-------- Data for this exercise --------
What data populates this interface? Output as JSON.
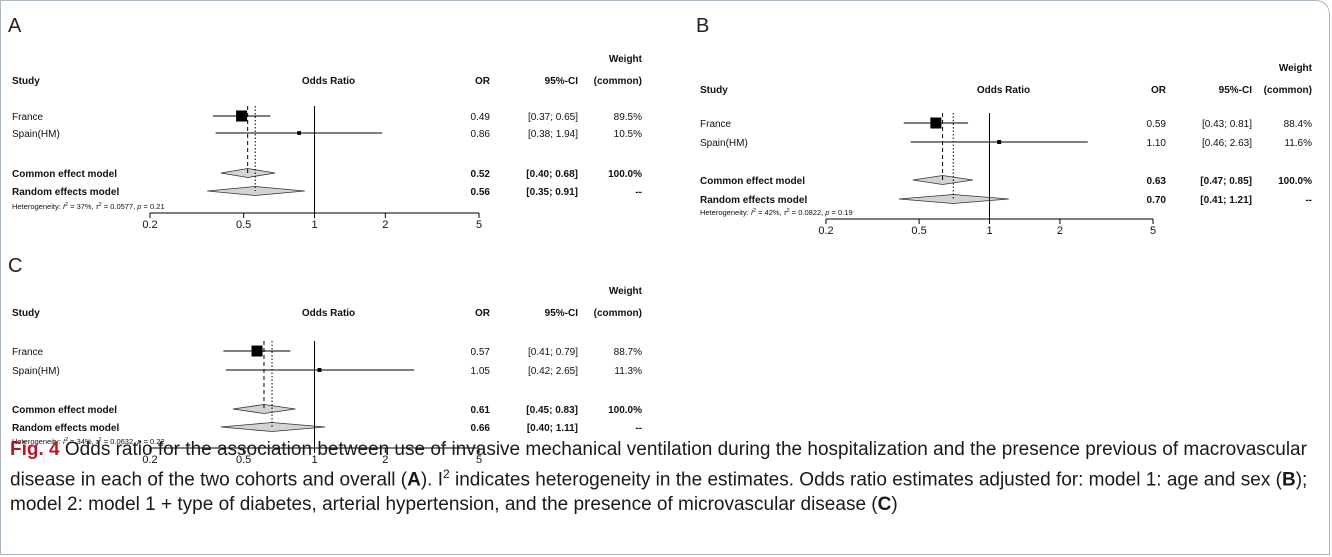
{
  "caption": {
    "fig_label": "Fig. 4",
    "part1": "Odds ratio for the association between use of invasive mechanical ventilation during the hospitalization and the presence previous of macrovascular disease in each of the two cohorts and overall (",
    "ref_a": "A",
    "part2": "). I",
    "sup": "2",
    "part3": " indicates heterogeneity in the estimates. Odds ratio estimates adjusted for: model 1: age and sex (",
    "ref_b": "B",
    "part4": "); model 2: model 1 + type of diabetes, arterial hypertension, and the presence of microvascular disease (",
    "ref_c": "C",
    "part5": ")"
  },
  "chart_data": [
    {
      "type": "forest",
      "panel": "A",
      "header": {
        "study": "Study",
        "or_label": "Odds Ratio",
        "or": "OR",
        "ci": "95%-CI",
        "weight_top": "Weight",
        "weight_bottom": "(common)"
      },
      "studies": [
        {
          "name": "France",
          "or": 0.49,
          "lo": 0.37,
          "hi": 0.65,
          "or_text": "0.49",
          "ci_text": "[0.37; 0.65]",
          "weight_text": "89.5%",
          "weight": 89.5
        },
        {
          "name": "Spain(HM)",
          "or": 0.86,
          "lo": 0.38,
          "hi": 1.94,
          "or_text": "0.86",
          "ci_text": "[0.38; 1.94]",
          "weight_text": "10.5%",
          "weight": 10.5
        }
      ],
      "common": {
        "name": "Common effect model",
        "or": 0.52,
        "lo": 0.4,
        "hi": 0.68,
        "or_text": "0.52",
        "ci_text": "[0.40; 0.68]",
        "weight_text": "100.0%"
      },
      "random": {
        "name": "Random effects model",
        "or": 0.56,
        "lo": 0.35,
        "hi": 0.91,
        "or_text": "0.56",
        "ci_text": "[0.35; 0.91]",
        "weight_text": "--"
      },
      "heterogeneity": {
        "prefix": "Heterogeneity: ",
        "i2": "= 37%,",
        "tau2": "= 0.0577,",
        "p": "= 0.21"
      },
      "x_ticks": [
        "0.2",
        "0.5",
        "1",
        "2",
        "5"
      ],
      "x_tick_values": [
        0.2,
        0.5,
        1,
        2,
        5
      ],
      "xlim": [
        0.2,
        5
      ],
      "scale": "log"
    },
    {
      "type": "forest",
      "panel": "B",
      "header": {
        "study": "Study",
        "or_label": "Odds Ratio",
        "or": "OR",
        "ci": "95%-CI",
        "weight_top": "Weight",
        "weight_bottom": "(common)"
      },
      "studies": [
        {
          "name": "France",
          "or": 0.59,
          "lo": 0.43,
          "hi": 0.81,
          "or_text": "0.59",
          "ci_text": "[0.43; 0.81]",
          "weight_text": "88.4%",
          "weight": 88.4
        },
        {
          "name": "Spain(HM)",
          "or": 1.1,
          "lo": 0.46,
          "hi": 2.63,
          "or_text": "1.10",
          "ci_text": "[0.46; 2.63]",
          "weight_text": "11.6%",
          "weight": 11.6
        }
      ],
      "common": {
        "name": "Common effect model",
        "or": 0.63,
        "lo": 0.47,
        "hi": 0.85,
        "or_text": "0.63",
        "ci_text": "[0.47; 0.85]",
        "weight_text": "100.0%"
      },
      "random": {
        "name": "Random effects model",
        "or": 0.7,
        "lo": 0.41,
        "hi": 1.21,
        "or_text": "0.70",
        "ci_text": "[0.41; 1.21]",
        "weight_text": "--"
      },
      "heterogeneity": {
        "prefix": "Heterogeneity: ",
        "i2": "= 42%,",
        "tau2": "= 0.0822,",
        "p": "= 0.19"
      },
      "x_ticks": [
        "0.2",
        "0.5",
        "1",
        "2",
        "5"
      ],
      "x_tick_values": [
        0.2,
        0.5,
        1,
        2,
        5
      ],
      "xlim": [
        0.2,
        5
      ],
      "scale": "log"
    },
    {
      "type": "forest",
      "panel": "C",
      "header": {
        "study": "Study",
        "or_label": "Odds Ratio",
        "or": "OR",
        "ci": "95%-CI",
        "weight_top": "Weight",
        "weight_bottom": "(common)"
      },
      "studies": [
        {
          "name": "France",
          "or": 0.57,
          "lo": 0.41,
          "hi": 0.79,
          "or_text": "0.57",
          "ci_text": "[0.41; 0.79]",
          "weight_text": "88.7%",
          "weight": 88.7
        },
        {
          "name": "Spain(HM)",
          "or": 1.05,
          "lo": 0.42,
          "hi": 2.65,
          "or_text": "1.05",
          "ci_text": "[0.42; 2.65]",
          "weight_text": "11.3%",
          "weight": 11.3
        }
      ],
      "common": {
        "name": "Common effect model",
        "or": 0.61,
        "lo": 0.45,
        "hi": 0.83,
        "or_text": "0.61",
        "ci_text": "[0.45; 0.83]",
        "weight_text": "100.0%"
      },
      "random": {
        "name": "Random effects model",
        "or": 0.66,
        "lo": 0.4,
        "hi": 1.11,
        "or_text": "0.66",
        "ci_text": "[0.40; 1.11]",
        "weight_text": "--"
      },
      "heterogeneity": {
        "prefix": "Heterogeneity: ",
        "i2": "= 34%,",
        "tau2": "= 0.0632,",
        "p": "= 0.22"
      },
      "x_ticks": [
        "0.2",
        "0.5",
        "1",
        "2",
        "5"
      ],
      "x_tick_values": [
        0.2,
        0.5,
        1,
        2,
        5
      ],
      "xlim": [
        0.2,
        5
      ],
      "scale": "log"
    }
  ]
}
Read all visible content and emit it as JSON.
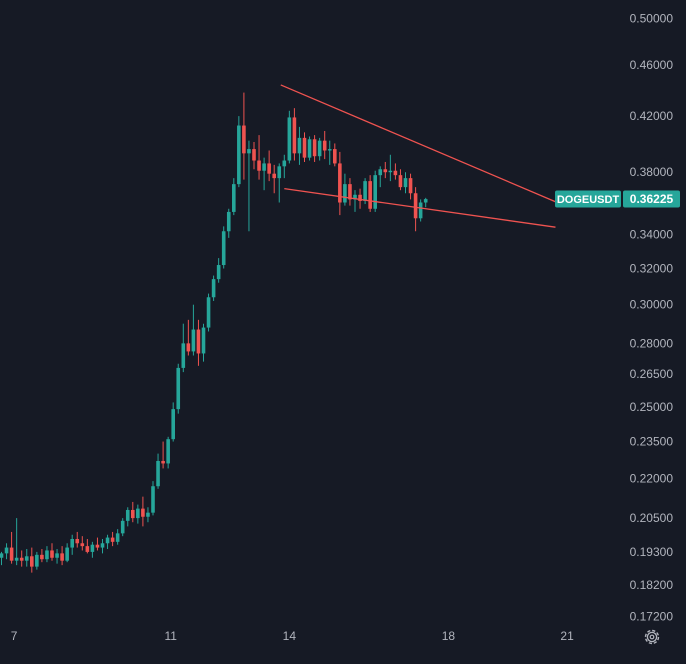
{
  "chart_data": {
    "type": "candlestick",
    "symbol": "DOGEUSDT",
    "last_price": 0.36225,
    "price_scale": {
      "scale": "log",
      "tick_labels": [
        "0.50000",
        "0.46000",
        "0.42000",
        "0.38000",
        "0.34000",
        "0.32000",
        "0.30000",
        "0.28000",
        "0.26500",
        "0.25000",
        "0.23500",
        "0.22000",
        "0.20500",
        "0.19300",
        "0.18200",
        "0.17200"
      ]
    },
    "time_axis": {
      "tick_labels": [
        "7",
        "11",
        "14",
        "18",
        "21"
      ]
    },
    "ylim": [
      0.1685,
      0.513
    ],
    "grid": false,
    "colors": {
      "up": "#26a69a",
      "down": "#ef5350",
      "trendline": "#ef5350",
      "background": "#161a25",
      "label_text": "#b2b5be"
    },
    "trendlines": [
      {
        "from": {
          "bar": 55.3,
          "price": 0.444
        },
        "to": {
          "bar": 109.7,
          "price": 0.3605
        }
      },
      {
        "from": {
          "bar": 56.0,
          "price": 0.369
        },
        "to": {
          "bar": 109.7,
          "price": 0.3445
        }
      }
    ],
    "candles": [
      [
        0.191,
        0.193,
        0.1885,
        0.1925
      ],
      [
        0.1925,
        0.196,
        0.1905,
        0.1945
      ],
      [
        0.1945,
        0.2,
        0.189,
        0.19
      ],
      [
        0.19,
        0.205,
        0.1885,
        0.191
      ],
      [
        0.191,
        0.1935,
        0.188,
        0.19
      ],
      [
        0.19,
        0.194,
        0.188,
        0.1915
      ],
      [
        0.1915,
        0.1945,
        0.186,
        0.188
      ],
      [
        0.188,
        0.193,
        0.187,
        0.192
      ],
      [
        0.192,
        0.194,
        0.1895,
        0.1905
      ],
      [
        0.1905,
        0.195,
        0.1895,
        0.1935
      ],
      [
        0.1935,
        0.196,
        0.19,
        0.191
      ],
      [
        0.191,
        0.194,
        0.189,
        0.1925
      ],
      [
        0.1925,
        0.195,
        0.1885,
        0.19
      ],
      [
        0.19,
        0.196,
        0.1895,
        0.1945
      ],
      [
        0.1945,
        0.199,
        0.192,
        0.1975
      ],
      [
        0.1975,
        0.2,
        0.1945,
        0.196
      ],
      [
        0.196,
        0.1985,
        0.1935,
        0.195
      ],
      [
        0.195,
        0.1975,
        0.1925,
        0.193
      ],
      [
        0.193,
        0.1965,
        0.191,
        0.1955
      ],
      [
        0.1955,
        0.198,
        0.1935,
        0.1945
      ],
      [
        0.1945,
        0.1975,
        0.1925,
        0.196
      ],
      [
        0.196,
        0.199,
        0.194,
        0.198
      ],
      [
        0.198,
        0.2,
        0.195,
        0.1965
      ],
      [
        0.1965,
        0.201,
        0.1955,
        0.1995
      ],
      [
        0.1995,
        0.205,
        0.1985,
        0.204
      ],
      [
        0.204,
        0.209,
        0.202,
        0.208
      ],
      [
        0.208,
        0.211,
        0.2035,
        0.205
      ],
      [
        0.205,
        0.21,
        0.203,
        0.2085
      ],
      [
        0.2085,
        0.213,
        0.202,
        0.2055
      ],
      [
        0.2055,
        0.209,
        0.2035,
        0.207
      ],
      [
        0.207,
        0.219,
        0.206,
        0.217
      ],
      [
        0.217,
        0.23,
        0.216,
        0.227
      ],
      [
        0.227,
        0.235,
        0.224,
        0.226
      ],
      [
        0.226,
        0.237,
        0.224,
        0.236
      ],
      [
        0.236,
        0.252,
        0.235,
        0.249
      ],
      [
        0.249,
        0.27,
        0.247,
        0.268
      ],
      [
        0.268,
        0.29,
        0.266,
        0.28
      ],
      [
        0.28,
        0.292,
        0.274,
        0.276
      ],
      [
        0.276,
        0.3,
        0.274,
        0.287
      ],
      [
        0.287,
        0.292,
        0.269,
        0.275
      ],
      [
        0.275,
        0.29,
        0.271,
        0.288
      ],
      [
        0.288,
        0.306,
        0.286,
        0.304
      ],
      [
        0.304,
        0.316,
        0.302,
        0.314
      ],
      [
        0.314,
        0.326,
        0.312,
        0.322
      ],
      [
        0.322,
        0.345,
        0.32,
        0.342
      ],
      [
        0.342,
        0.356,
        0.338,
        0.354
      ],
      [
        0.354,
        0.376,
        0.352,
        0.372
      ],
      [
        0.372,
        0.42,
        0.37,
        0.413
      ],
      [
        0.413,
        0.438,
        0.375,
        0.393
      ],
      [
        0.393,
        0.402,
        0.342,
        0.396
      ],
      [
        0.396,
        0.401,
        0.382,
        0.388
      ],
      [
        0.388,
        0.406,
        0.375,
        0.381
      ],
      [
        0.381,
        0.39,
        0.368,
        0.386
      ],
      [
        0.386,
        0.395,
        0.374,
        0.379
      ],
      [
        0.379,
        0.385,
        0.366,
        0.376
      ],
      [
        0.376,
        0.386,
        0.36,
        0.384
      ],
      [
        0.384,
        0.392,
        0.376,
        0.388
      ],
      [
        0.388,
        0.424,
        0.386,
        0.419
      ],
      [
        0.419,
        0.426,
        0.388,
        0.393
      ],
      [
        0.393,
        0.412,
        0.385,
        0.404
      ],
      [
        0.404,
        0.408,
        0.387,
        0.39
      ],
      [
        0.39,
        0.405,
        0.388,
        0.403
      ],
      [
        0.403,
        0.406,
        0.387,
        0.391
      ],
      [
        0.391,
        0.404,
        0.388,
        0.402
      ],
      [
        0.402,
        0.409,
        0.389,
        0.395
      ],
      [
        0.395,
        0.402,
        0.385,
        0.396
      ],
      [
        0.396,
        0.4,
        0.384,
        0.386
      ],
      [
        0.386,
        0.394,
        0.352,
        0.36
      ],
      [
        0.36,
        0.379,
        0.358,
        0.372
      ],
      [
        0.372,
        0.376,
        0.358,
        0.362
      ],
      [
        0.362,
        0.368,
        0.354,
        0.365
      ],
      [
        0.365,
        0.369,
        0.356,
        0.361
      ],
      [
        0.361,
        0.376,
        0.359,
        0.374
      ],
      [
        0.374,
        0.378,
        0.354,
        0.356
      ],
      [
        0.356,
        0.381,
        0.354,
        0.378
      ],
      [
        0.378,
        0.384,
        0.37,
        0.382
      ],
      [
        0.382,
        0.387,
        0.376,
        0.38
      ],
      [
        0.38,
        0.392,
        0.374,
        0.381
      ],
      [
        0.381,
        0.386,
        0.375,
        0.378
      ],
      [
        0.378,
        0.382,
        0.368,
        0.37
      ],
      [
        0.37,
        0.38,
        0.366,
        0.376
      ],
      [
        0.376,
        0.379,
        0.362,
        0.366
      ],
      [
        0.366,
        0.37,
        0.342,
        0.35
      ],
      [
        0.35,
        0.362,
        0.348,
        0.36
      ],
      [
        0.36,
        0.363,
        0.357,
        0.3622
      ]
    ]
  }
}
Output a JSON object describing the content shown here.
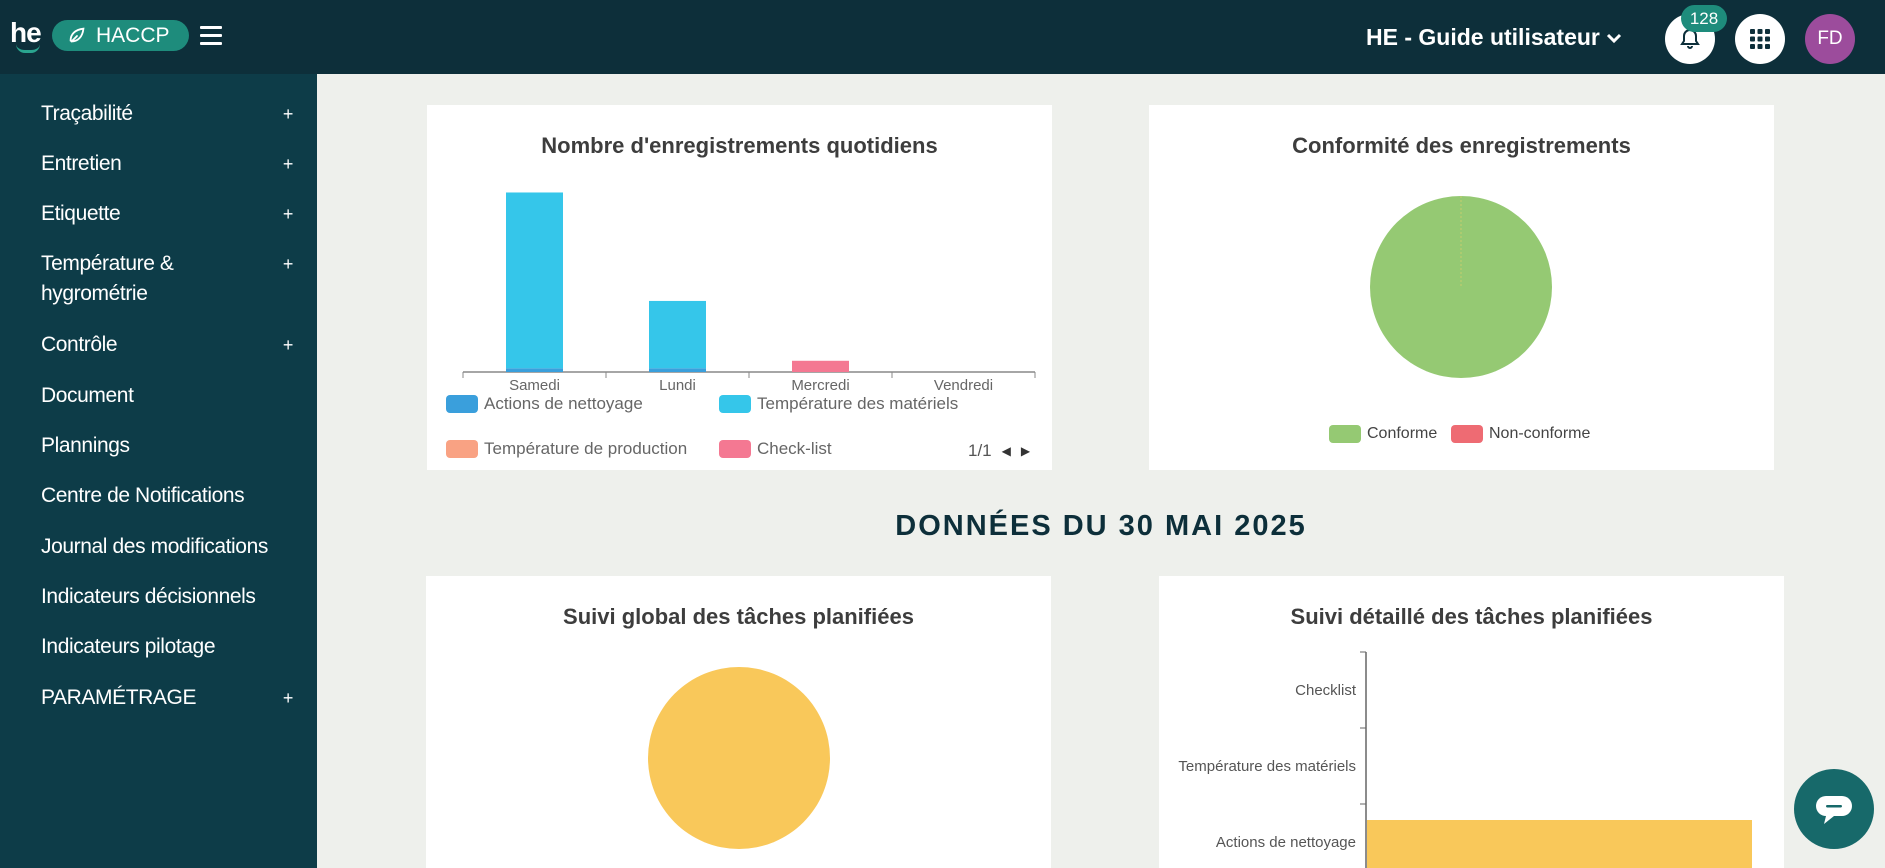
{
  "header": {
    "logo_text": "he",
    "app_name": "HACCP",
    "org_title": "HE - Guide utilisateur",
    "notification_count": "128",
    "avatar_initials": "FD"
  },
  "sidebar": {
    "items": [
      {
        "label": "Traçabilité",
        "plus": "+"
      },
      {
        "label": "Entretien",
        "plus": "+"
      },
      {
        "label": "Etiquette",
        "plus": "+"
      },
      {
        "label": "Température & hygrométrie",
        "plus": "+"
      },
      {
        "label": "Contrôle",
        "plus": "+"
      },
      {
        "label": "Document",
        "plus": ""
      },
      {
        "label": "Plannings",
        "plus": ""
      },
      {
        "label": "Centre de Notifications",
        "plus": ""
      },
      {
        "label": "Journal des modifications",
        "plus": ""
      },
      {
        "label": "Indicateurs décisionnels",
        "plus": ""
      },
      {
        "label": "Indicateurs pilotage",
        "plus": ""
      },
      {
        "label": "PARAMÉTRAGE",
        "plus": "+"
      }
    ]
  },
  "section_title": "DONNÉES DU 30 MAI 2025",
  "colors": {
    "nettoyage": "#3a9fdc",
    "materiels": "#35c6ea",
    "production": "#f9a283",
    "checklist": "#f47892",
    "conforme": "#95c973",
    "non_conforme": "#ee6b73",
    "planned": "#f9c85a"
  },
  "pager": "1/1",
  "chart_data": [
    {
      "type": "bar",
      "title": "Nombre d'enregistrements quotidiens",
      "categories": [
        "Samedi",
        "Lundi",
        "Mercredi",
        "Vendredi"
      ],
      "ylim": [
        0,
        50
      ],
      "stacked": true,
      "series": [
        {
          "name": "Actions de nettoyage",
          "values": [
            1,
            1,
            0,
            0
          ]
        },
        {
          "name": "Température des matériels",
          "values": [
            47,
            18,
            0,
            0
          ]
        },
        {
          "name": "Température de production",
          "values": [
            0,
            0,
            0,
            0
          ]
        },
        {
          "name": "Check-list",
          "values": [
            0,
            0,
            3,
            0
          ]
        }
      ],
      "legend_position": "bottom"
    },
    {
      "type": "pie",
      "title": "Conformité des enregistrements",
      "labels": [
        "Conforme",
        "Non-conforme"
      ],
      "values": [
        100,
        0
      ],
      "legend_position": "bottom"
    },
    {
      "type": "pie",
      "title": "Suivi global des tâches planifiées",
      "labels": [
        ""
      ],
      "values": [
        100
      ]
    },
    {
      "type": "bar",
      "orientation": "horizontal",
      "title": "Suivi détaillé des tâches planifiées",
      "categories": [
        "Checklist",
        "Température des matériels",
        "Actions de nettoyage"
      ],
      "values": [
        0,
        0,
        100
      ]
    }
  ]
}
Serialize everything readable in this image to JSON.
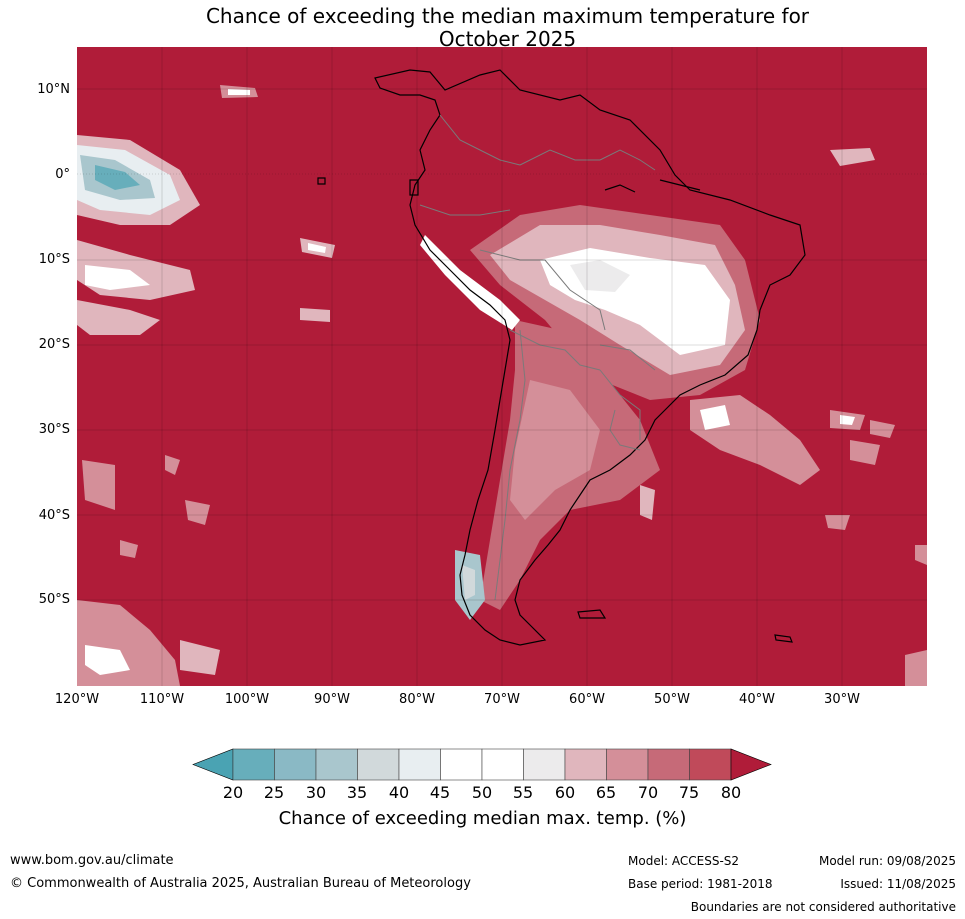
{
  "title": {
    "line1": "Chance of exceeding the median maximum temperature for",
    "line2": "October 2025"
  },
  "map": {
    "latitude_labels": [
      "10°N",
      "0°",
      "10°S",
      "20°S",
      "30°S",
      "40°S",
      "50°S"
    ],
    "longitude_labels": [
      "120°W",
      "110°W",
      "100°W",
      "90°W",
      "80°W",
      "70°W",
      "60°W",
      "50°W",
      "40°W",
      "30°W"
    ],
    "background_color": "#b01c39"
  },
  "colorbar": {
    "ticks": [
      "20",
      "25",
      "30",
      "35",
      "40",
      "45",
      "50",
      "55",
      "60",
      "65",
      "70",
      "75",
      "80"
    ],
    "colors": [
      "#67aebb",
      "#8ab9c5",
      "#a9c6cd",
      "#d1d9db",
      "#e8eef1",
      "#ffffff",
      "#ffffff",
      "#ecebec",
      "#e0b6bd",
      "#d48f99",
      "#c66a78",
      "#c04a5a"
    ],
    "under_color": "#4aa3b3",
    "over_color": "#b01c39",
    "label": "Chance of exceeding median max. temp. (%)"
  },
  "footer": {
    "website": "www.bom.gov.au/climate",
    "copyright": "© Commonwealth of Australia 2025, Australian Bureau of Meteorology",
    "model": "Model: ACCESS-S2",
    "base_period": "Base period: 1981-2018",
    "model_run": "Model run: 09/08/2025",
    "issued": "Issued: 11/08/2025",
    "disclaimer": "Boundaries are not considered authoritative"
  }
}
--------
* **Short task**
Respond with nothing but the number of lines in the entries that contain the string "tâches".

* **The reply**
2